Requirements
Could you turn every line of the listing below into a numbered list, dropping any blank lines and omitting the pictures?
--- --- ---
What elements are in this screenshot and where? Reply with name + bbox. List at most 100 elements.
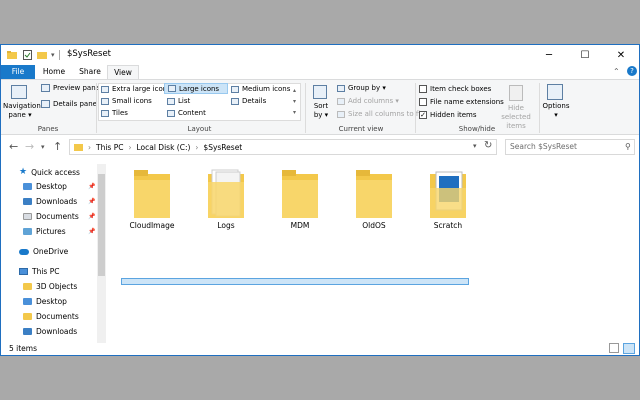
layout-extra-large-icons[interactable]: Extra large icons bbox=[101, 85, 171, 93]
hidden-items-checkbox[interactable]: ✓ bbox=[419, 111, 427, 119]
breadcrumb-local-disk[interactable]: Local Disk (C:) bbox=[136, 143, 190, 152]
preview-pane-button[interactable]: Preview pane bbox=[41, 84, 100, 92]
medium-icons-icon bbox=[231, 85, 239, 93]
folder-with-document-icon bbox=[430, 168, 466, 218]
add-columns-label: Add columns ▾ bbox=[348, 97, 399, 105]
folder-icon bbox=[282, 168, 318, 218]
layout-details[interactable]: Details bbox=[231, 97, 266, 105]
size-columns-label: Size all columns to fit bbox=[348, 110, 424, 118]
properties-icon[interactable] bbox=[23, 49, 33, 61]
sidebar-item-3d-objects[interactable]: 3D Objects bbox=[23, 282, 77, 291]
details-icon bbox=[231, 97, 239, 105]
extra-large-icons-icon bbox=[101, 85, 109, 93]
minimize-button[interactable]: ─ bbox=[531, 45, 567, 65]
pin-icon: 📌 bbox=[88, 198, 96, 205]
folder-name: MDM bbox=[290, 221, 310, 230]
sort-by-label: Sort bbox=[313, 102, 329, 110]
sidebar-item-documents[interactable]: Documents bbox=[23, 212, 79, 221]
sidebar-item-quick-access[interactable]: ★ Quick access bbox=[19, 167, 80, 177]
sidebar-item-onedrive[interactable]: OneDrive bbox=[19, 247, 68, 256]
layout-list[interactable]: List bbox=[167, 97, 190, 105]
maximize-button[interactable]: ☐ bbox=[567, 45, 603, 65]
file-name-extensions-toggle[interactable]: File name extensions bbox=[419, 98, 504, 106]
window-title: $SysReset bbox=[67, 49, 112, 59]
item-check-boxes-checkbox[interactable] bbox=[419, 85, 427, 93]
details-view-icon[interactable] bbox=[609, 343, 619, 353]
folder-name: OldOS bbox=[362, 221, 386, 230]
folder-name: Logs bbox=[217, 221, 235, 230]
file-name-extensions-checkbox[interactable] bbox=[419, 98, 427, 106]
navigation-pane: ★ Quick access Desktop 📌 Downloads 📌 Doc… bbox=[1, 164, 107, 343]
sidebar-item-label: 3D Objects bbox=[36, 282, 78, 291]
navigation-pane-label-2: pane ▾ bbox=[8, 111, 32, 119]
recent-locations-button[interactable]: ▾ bbox=[41, 143, 45, 151]
address-bar[interactable]: › This PC › Local Disk (C:) › $SysReset … bbox=[69, 139, 497, 155]
tab-view[interactable]: View bbox=[107, 65, 139, 79]
layout-scroll-arrows[interactable]: ▴ ▾ ▾ bbox=[293, 85, 296, 118]
item-check-boxes-toggle[interactable]: Item check boxes bbox=[419, 85, 491, 93]
folder-item-cloudimage[interactable]: CloudImage bbox=[120, 168, 184, 230]
search-input[interactable]: Search $SysReset bbox=[505, 139, 635, 155]
layout-tiles[interactable]: Tiles bbox=[101, 109, 128, 117]
scrollbar-thumb[interactable] bbox=[98, 174, 105, 276]
sidebar-item-desktop-pc[interactable]: Desktop bbox=[23, 297, 67, 306]
file-name-extensions-label: File name extensions bbox=[430, 98, 504, 106]
help-icon[interactable]: ? bbox=[627, 66, 637, 76]
navigation-pane-button[interactable]: Navigation pane ▾ bbox=[3, 102, 41, 120]
folder-item-logs[interactable]: Logs bbox=[194, 168, 258, 230]
options-button[interactable]: Options ▾ bbox=[541, 102, 571, 120]
large-icons-view-icon[interactable] bbox=[623, 343, 635, 354]
sidebar-item-desktop[interactable]: Desktop bbox=[23, 182, 67, 191]
collapse-ribbon-icon[interactable]: ⌃ bbox=[613, 67, 620, 76]
details-pane-icon bbox=[41, 100, 50, 108]
layout-medium-icons[interactable]: Medium icons bbox=[231, 85, 290, 93]
navigation-pane-label: Navigation bbox=[3, 102, 41, 110]
layout-small-icons[interactable]: Small icons bbox=[101, 97, 152, 105]
tab-share[interactable]: Share bbox=[73, 65, 107, 79]
sort-by-icon bbox=[313, 85, 327, 99]
address-dropdown-icon[interactable]: ▾ bbox=[473, 142, 477, 150]
breadcrumb-sysreset[interactable]: $SysReset bbox=[203, 143, 242, 152]
back-button[interactable]: ← bbox=[9, 140, 18, 153]
sidebar-item-this-pc[interactable]: This PC bbox=[19, 267, 59, 276]
add-columns-icon bbox=[337, 97, 345, 105]
sidebar-item-label: Pictures bbox=[36, 227, 66, 236]
hidden-items-toggle[interactable]: ✓ Hidden items bbox=[419, 111, 477, 119]
sidebar-item-documents-pc[interactable]: Documents bbox=[23, 312, 79, 321]
breadcrumb-this-pc[interactable]: This PC bbox=[96, 143, 123, 152]
preview-pane-icon bbox=[41, 84, 50, 92]
refresh-icon[interactable]: ↻ bbox=[484, 140, 492, 151]
details-pane-button[interactable]: Details pane bbox=[41, 100, 97, 108]
item-count: 5 items bbox=[9, 344, 38, 353]
content-icon bbox=[167, 109, 175, 117]
options-caret: ▾ bbox=[554, 111, 558, 119]
forward-button[interactable]: → bbox=[25, 140, 34, 153]
folder-icon bbox=[356, 168, 392, 218]
tab-file[interactable]: File bbox=[1, 65, 35, 79]
folder-item-oldos[interactable]: OldOS bbox=[342, 168, 406, 230]
layout-content[interactable]: Content bbox=[167, 109, 206, 117]
group-by-button[interactable]: Group by ▾ bbox=[337, 84, 386, 92]
sort-by-button[interactable]: Sort by ▾ bbox=[309, 102, 333, 120]
sidebar-scrollbar[interactable] bbox=[97, 164, 106, 343]
tab-home[interactable]: Home bbox=[37, 65, 71, 79]
selection-rectangle bbox=[121, 278, 469, 285]
new-folder-icon[interactable] bbox=[37, 49, 47, 61]
add-columns-button[interactable]: Add columns ▾ bbox=[337, 97, 399, 105]
close-button[interactable]: ✕ bbox=[603, 45, 639, 65]
customize-toolbar-icon[interactable]: ▾ bbox=[51, 49, 55, 61]
folder-name: CloudImage bbox=[129, 221, 175, 230]
folder-item-mdm[interactable]: MDM bbox=[268, 168, 332, 230]
preview-pane-label: Preview pane bbox=[53, 84, 100, 92]
folder-item-scratch[interactable]: Scratch bbox=[416, 168, 480, 230]
size-all-columns-button[interactable]: Size all columns to fit bbox=[337, 110, 423, 118]
folder-with-files-icon bbox=[208, 168, 244, 218]
search-icon: ⚲ bbox=[625, 142, 631, 151]
layout-large-icons[interactable]: Large icons bbox=[164, 83, 228, 94]
sidebar-item-downloads[interactable]: Downloads bbox=[23, 197, 77, 206]
sidebar-item-downloads-pc[interactable]: Downloads bbox=[23, 327, 77, 336]
sidebar-item-pictures[interactable]: Pictures bbox=[23, 227, 66, 236]
group-by-icon bbox=[337, 84, 345, 92]
up-button[interactable]: ↑ bbox=[53, 140, 62, 153]
pin-icon: 📌 bbox=[88, 183, 96, 190]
--- --- ---
Answer
1. What elements are in this screenshot and where? Reply with name + bbox. List at most 100 elements.
2. layout-extra-large-icons[interactable]: Extra large icons bbox=[101, 85, 171, 93]
3. hidden-items-checkbox[interactable]: ✓ bbox=[419, 111, 427, 119]
4. breadcrumb-local-disk[interactable]: Local Disk (C:) bbox=[136, 143, 190, 152]
5. preview-pane-button[interactable]: Preview pane bbox=[41, 84, 100, 92]
6. medium-icons-icon bbox=[231, 85, 239, 93]
7. folder-with-document-icon bbox=[430, 168, 466, 218]
8. add-columns-label: Add columns ▾ bbox=[348, 97, 399, 105]
9. folder-icon bbox=[282, 168, 318, 218]
10. layout-details[interactable]: Details bbox=[231, 97, 266, 105]
11. size-columns-label: Size all columns to fit bbox=[348, 110, 424, 118]
12. properties-icon[interactable] bbox=[23, 49, 33, 61]
13. sidebar-item-3d-objects[interactable]: 3D Objects bbox=[23, 282, 77, 291]
14. details-icon bbox=[231, 97, 239, 105]
15. extra-large-icons-icon bbox=[101, 85, 109, 93]
16. minimize-button[interactable]: ─ bbox=[531, 45, 567, 65]
17. pin-icon: 📌 bbox=[88, 198, 96, 205]
18. folder-name: MDM bbox=[290, 221, 310, 230]
19. sort-by-label: Sort bbox=[313, 102, 329, 110]
20. sidebar-item-documents[interactable]: Documents bbox=[23, 212, 79, 221]
21. sidebar-item-quick-access[interactable]: ★ Quick access bbox=[19, 167, 80, 177]
22. sidebar-item-onedrive[interactable]: OneDrive bbox=[19, 247, 68, 256]
23. layout-list[interactable]: List bbox=[167, 97, 190, 105]
24. maximize-button[interactable]: ☐ bbox=[567, 45, 603, 65]
25. file-name-extensions-toggle[interactable]: File name extensions bbox=[419, 98, 504, 106]
26. window-title: $SysReset bbox=[67, 49, 112, 59]
27. item-check-boxes-checkbox[interactable] bbox=[419, 85, 427, 93]
28. details-view-icon[interactable] bbox=[609, 343, 619, 353]
29. folder-name: OldOS bbox=[362, 221, 386, 230]
30. folder-name: Logs bbox=[217, 221, 235, 230]
31. file-name-extensions-checkbox[interactable] bbox=[419, 98, 427, 106]
32. navigation-pane: ★ Quick access Desktop 📌 Downloads 📌 Doc… bbox=[1, 164, 107, 343]
33. sidebar-item-label: 3D Objects bbox=[36, 282, 78, 291]
34. navigation-pane-label-2: pane ▾ bbox=[8, 111, 32, 119]
35. recent-locations-button[interactable]: ▾ bbox=[41, 143, 45, 151]
36. address-bar[interactable]: › This PC › Local Disk (C:) › $SysReset … bbox=[69, 139, 497, 155]
37. tab-view[interactable]: View bbox=[107, 65, 139, 79]
38. layout-scroll-arrows[interactable]: ▴ ▾ ▾ bbox=[293, 85, 296, 118]
39. item-check-boxes-toggle[interactable]: Item check boxes bbox=[419, 85, 491, 93]
40. folder-item-cloudimage[interactable]: CloudImage bbox=[120, 168, 184, 230]
41. search-input[interactable]: Search $SysReset bbox=[505, 139, 635, 155]
42. layout-tiles[interactable]: Tiles bbox=[101, 109, 128, 117]
43. scrollbar-thumb[interactable] bbox=[98, 174, 105, 276]
44. sidebar-item-desktop-pc[interactable]: Desktop bbox=[23, 297, 67, 306]
45. file-name-extensions-label: File name extensions bbox=[430, 98, 504, 106]
46. help-icon[interactable]: ? bbox=[627, 66, 637, 76]
47. navigation-pane-button[interactable]: Navigation pane ▾ bbox=[3, 102, 41, 120]
48. folder-item-logs[interactable]: Logs bbox=[194, 168, 258, 230]
49. options-button[interactable]: Options ▾ bbox=[541, 102, 571, 120]
50. large-icons-view-icon[interactable] bbox=[623, 343, 635, 354]
51. sidebar-item-desktop[interactable]: Desktop bbox=[23, 182, 67, 191]
52. collapse-ribbon-icon[interactable]: ⌃ bbox=[613, 67, 620, 76]
53. details-pane-icon bbox=[41, 100, 50, 108]
54. layout-medium-icons[interactable]: Medium icons bbox=[231, 85, 290, 93]
55. navigation-pane-label: Navigation bbox=[3, 102, 41, 110]
56. layout-small-icons[interactable]: Small icons bbox=[101, 97, 152, 105]
57. tab-share[interactable]: Share bbox=[73, 65, 107, 79]
58. sort-by-icon bbox=[313, 85, 327, 99]
59. address-dropdown-icon[interactable]: ▾ bbox=[473, 142, 477, 150]
60. breadcrumb-sysreset[interactable]: $SysReset bbox=[203, 143, 242, 152]
61. back-button[interactable]: ← bbox=[9, 140, 18, 153]
62. sidebar-item-this-pc[interactable]: This PC bbox=[19, 267, 59, 276]
63. add-columns-icon bbox=[337, 97, 345, 105]
64. sidebar-item-label: Pictures bbox=[36, 227, 66, 236]
65. hidden-items-toggle[interactable]: ✓ Hidden items bbox=[419, 111, 477, 119]
66. sidebar-item-documents-pc[interactable]: Documents bbox=[23, 312, 79, 321]
67. breadcrumb-this-pc[interactable]: This PC bbox=[96, 143, 123, 152]
68. preview-pane-icon bbox=[41, 84, 50, 92]
69. refresh-icon[interactable]: ↻ bbox=[484, 140, 492, 151]
70. details-pane-button[interactable]: Details pane bbox=[41, 100, 97, 108]
71. item-count: 5 items bbox=[9, 344, 38, 353]
72. content-icon bbox=[167, 109, 175, 117]
73. options-caret: ▾ bbox=[554, 111, 558, 119]
74. forward-button[interactable]: → bbox=[25, 140, 34, 153]
75. folder-icon bbox=[356, 168, 392, 218]
76. tab-file[interactable]: File bbox=[1, 65, 35, 79]
77. folder-item-oldos[interactable]: OldOS bbox=[342, 168, 406, 230]
78. layout-content[interactable]: Content bbox=[167, 109, 206, 117]
79. group-by-button[interactable]: Group by ▾ bbox=[337, 84, 386, 92]
80. sort-by-button[interactable]: Sort by ▾ bbox=[309, 102, 333, 120]
81. sidebar-scrollbar[interactable] bbox=[97, 164, 106, 343]
82. tab-home[interactable]: Home bbox=[37, 65, 71, 79]
83. selection-rectangle bbox=[121, 278, 469, 285]
84. new-folder-icon[interactable] bbox=[37, 49, 47, 61]
85. add-columns-button[interactable]: Add columns ▾ bbox=[337, 97, 399, 105]
86. close-button[interactable]: ✕ bbox=[603, 45, 639, 65]
87. customize-toolbar-icon[interactable]: ▾ bbox=[51, 49, 55, 61]
88. folder-name: CloudImage bbox=[129, 221, 175, 230]
89. folder-item-mdm[interactable]: MDM bbox=[268, 168, 332, 230]
90. preview-pane-label: Preview pane bbox=[53, 84, 100, 92]
91. folder-item-scratch[interactable]: Scratch bbox=[416, 168, 480, 230]
92. size-all-columns-button[interactable]: Size all columns to fit bbox=[337, 110, 423, 118]
93. folder-with-files-icon bbox=[208, 168, 244, 218]
94. search-icon: ⚲ bbox=[625, 142, 631, 151]
95. layout-large-icons[interactable]: Large icons bbox=[164, 83, 228, 94]
96. sidebar-item-downloads[interactable]: Downloads bbox=[23, 197, 77, 206]
97. sidebar-item-downloads-pc[interactable]: Downloads bbox=[23, 327, 77, 336]
98. sidebar-item-pictures[interactable]: Pictures bbox=[23, 227, 66, 236]
99. group-by-icon bbox=[337, 84, 345, 92]
100. up-button[interactable]: ↑ bbox=[53, 140, 62, 153]
101. pin-icon: 📌 bbox=[88, 183, 96, 190]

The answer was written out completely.